Set task: Repeat the material in full. Keep every line exactly as it is.

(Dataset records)
-- Start --

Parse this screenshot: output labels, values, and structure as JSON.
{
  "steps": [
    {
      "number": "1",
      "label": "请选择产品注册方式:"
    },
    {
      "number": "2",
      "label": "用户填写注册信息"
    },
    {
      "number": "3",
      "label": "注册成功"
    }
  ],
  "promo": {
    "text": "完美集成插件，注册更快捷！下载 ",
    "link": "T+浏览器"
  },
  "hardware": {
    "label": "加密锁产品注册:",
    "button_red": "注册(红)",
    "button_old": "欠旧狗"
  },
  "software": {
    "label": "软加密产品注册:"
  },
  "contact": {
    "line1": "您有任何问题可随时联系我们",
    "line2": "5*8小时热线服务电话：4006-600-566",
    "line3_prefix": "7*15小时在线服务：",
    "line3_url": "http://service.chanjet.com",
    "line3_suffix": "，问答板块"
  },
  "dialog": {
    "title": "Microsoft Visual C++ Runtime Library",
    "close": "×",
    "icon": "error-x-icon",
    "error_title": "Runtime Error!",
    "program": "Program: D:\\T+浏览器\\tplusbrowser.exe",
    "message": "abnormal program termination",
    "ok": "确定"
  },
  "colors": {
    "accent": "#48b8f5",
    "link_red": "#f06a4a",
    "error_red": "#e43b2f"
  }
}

-- End --

Task response:
Parse this screenshot: output labels, values, and structure as JSON.
{
  "steps": [
    {
      "number": "1",
      "label": "请选择产品注册方式:"
    },
    {
      "number": "2",
      "label": "用户填写注册信息"
    },
    {
      "number": "3",
      "label": "注册成功"
    }
  ],
  "promo": {
    "text": "完美集成插件，注册更快捷！下载 ",
    "link": "T+浏览器"
  },
  "hardware": {
    "label": "加密锁产品注册:",
    "button_red": "注册(红)",
    "button_old": "欠旧狗"
  },
  "software": {
    "label": "软加密产品注册:"
  },
  "contact": {
    "line1": "您有任何问题可随时联系我们",
    "line2": "5*8小时热线服务电话：4006-600-566",
    "line3_prefix": "7*15小时在线服务：",
    "line3_url": "http://service.chanjet.com",
    "line3_suffix": "，问答板块"
  },
  "dialog": {
    "title": "Microsoft Visual C++ Runtime Library",
    "close": "×",
    "icon": "error-x-icon",
    "error_title": "Runtime Error!",
    "program": "Program: D:\\T+浏览器\\tplusbrowser.exe",
    "message": "abnormal program termination",
    "ok": "确定"
  },
  "colors": {
    "accent": "#48b8f5",
    "link_red": "#f06a4a",
    "error_red": "#e43b2f"
  }
}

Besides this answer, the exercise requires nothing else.